DESCRIPTION OF THE TASK ->
Please copy every line of the records below that holds the word "Seal".
=== PROVIDED INFORMATION ===
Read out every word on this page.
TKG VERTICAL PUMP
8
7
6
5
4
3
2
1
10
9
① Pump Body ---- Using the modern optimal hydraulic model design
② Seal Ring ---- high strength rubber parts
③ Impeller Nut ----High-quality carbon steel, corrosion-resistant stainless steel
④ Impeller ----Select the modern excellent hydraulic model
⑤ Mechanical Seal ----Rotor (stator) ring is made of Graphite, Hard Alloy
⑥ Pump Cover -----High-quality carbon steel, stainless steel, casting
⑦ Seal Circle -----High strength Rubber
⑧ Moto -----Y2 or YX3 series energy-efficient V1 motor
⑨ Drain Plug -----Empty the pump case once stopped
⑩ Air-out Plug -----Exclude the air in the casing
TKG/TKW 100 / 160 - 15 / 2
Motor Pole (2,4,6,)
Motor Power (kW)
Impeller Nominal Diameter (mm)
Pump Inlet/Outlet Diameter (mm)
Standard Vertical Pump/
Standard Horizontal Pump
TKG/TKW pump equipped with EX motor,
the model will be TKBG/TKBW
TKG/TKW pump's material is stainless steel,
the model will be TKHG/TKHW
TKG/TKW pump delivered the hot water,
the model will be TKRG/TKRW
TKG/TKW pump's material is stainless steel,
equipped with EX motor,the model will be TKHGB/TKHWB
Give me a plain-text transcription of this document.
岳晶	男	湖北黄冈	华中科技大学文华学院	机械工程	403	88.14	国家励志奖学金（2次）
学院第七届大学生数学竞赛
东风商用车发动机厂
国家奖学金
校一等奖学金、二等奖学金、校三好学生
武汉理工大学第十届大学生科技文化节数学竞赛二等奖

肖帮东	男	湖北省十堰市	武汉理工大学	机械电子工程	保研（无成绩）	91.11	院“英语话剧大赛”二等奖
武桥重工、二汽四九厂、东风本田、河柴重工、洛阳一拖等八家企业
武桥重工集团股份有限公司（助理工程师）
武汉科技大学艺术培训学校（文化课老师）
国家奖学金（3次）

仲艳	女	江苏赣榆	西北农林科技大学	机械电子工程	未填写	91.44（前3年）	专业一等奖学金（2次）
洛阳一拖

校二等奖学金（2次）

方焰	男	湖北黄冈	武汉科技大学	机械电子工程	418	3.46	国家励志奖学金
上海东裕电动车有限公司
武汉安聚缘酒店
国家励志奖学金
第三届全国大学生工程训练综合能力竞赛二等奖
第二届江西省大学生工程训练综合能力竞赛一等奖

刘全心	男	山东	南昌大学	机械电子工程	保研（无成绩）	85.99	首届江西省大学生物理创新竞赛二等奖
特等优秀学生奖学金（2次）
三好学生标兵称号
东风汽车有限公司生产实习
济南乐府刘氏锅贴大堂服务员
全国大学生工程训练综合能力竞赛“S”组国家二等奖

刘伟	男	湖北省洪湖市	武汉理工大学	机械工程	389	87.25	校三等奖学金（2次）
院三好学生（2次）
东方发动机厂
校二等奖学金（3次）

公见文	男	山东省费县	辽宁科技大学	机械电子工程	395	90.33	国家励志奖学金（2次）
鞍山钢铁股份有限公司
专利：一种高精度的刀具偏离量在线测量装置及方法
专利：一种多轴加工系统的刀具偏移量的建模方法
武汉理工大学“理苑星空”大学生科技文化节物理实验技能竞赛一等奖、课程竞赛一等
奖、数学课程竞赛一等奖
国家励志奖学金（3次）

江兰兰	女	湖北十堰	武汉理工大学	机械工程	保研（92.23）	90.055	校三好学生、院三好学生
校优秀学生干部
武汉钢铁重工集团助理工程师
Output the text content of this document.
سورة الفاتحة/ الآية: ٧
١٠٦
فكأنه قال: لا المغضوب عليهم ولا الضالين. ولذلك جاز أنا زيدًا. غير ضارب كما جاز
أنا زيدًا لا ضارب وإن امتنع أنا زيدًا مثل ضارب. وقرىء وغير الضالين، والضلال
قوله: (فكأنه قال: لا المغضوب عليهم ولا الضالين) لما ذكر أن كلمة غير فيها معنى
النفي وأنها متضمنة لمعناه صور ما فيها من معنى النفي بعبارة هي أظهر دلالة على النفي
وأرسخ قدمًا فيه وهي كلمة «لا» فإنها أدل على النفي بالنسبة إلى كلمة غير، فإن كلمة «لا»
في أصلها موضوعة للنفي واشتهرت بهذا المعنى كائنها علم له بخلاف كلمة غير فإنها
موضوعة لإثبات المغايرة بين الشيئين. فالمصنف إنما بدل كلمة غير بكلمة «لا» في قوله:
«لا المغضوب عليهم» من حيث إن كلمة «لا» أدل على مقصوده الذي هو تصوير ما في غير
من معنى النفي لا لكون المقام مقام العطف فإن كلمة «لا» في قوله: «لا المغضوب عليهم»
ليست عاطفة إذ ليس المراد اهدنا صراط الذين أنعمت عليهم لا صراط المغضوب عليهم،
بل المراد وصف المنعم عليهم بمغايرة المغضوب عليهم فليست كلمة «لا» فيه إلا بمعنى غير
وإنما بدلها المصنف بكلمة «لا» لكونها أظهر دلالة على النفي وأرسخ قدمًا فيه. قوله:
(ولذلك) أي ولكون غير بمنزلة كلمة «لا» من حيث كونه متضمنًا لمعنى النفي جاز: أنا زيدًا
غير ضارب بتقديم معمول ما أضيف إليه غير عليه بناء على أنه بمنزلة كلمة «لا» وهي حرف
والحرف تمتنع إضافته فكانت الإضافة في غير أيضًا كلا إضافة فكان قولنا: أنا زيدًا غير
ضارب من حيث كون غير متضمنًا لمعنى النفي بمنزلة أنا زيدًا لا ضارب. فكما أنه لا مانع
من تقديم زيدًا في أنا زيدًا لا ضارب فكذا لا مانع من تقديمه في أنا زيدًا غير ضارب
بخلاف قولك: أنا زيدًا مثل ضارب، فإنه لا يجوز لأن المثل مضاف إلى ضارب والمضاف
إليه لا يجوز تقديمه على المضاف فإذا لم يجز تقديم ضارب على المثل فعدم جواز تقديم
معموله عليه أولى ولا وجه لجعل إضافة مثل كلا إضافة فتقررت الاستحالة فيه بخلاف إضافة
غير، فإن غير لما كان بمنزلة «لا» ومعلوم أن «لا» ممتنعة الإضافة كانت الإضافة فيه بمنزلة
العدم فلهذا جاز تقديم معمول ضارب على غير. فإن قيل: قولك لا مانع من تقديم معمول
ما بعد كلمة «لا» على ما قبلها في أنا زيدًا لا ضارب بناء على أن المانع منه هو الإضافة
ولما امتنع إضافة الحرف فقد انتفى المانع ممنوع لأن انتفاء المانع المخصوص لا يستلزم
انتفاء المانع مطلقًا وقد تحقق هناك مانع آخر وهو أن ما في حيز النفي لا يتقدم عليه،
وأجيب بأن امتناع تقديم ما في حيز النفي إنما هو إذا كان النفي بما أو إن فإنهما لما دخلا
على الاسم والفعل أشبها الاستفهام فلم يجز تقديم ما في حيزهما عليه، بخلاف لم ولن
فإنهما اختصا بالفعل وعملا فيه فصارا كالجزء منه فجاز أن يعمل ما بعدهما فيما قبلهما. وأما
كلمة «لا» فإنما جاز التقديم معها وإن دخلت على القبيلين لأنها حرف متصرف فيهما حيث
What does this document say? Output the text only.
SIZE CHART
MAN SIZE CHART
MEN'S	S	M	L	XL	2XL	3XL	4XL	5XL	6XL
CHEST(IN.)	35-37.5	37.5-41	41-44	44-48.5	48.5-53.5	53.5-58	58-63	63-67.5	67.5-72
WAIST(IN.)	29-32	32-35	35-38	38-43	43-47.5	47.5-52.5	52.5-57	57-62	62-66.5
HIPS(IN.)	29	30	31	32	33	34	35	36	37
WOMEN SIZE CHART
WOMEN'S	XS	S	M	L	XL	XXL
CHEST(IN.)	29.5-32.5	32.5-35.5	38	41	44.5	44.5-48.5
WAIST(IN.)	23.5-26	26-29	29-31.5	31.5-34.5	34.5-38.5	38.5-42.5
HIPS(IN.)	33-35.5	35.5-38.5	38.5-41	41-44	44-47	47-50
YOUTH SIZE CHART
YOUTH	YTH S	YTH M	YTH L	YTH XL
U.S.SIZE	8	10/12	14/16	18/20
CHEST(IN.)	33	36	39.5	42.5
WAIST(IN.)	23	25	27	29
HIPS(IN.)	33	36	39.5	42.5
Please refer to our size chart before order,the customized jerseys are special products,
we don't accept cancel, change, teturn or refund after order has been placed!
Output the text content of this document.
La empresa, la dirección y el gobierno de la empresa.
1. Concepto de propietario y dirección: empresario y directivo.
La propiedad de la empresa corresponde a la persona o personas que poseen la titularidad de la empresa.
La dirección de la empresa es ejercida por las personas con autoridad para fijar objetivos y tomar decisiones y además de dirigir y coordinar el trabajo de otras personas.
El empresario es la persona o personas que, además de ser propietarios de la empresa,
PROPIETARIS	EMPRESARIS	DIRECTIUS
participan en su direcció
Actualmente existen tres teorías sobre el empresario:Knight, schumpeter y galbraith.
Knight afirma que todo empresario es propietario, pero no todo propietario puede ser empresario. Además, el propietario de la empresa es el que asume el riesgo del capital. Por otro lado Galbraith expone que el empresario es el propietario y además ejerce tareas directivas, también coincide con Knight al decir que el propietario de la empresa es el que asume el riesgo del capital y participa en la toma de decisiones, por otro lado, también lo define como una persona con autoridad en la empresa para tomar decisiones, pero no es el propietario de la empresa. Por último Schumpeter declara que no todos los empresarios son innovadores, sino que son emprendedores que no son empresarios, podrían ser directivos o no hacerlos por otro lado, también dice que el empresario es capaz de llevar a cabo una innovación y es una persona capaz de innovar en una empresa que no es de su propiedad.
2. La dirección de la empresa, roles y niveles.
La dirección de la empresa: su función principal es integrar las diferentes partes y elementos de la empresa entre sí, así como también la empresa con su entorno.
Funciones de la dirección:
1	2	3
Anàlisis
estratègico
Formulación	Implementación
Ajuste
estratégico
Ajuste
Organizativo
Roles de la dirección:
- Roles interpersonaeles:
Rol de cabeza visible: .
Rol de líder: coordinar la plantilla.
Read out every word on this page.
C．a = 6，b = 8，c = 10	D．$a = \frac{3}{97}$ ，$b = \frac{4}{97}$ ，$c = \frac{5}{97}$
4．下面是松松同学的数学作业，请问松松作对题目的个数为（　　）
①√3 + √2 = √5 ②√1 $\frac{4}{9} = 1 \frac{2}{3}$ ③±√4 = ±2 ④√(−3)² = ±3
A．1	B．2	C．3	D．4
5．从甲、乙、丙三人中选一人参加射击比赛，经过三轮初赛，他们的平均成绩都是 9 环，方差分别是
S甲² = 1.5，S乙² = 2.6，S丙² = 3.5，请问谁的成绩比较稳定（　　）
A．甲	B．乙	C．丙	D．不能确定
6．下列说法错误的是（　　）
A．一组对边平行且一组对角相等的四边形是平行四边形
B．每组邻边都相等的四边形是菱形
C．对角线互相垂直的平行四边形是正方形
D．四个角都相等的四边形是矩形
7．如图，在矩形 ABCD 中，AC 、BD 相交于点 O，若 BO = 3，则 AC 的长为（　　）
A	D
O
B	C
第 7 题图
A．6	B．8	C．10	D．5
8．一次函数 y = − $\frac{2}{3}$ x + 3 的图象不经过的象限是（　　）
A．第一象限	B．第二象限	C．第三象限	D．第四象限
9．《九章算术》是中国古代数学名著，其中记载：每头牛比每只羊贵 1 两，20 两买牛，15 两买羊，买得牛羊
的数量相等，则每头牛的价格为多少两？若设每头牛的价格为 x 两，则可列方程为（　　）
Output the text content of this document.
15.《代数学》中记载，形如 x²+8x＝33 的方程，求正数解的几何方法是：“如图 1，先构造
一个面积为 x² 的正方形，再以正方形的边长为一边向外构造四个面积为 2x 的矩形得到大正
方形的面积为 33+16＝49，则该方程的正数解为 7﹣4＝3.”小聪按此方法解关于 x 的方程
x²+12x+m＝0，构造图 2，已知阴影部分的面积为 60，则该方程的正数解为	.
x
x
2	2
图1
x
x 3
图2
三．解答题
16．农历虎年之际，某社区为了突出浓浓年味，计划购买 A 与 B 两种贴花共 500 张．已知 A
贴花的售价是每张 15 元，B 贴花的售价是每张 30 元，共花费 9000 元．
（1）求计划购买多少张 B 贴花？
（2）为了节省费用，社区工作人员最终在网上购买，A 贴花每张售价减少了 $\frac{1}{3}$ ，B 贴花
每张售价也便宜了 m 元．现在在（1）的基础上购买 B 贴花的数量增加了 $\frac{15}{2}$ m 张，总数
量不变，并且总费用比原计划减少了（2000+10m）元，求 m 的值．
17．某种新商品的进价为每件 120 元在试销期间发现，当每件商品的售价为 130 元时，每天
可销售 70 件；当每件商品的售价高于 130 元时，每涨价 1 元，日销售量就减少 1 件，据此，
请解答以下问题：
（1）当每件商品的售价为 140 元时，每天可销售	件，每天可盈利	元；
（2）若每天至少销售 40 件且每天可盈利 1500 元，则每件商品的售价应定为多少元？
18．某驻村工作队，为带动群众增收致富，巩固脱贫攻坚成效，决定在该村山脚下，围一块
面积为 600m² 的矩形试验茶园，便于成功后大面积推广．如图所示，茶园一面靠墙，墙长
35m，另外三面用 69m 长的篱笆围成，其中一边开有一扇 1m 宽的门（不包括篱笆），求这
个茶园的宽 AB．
===
SOLUTION TO THIS EXERCISE ->
② Seal Ring ---- high strength rubber parts
⑤ Mechanical Seal ----Rotor (stator) ring is made of Graphite, Hard Alloy
⑦ Seal Circle -----High strength Rubber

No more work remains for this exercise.